= What you have to do =
Write down each entry again, exactly as it reads.

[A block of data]
______

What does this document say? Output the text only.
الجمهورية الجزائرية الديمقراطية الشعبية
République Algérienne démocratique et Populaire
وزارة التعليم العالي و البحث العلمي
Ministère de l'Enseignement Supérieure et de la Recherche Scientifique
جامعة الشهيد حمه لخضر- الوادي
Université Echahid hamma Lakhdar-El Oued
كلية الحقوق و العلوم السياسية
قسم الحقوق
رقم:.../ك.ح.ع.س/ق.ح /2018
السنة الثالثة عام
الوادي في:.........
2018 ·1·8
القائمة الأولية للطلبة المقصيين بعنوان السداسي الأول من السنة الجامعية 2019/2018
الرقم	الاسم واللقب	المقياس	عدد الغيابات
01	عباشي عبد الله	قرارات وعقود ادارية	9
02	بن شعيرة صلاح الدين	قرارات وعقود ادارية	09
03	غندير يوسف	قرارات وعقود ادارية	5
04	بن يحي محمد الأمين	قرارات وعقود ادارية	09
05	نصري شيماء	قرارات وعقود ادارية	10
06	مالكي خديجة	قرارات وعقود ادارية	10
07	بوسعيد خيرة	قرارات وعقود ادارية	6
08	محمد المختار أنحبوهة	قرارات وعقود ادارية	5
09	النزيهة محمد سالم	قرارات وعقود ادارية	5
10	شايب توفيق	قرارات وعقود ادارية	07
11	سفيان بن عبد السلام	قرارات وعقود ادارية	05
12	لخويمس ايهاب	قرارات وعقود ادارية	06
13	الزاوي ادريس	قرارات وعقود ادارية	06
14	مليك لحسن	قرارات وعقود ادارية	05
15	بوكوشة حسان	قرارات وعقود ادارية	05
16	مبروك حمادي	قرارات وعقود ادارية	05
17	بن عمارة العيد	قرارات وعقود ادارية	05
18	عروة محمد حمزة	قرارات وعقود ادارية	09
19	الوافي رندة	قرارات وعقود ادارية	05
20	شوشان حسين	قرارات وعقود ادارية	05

______

= Correct output =
What does this document say? Output the text only.
الجمهورية الجزائرية الديمقراطية الشعبية
République Algérienne démocratique et Populaire
وزارة التعليم العالي و البحث العلمي
Ministère de l'Enseignement Supérieure et de la Recherche Scientifique
جامعة الشهيد حمه لخضر- الوادي
Université Echahid hamma Lakhdar-El Oued
كلية الحقوق و العلوم السياسية
قسم الحقوق
رقم:.../ك.ح.ع.س/ق.ح /2018
السنة الثالثة عام
الوادي في:.........
2018 ·1·8
القائمة الأولية للطلبة المقصيين بعنوان السداسي الأول من السنة الجامعية 2019/2018
الرقم	الاسم واللقب	المقياس	عدد الغيابات
01	عباشي عبد الله	قرارات وعقود ادارية	9
02	بن شعيرة صلاح الدين	قرارات وعقود ادارية	09
03	غندير يوسف	قرارات وعقود ادارية	5
04	بن يحي محمد الأمين	قرارات وعقود ادارية	09
05	نصري شيماء	قرارات وعقود ادارية	10
06	مالكي خديجة	قرارات وعقود ادارية	10
07	بوسعيد خيرة	قرارات وعقود ادارية	6
08	محمد المختار أنحبوهة	قرارات وعقود ادارية	5
09	النزيهة محمد سالم	قرارات وعقود ادارية	5
10	شايب توفيق	قرارات وعقود ادارية	07
11	سفيان بن عبد السلام	قرارات وعقود ادارية	05
12	لخويمس ايهاب	قرارات وعقود ادارية	06
13	الزاوي ادريس	قرارات وعقود ادارية	06
14	مليك لحسن	قرارات وعقود ادارية	05
15	بوكوشة حسان	قرارات وعقود ادارية	05
16	مبروك حمادي	قرارات وعقود ادارية	05
17	بن عمارة العيد	قرارات وعقود ادارية	05
18	عروة محمد حمزة	قرارات وعقود ادارية	09
19	الوافي رندة	قرارات وعقود ادارية	05
20	شوشان حسين	قرارات وعقود ادارية	05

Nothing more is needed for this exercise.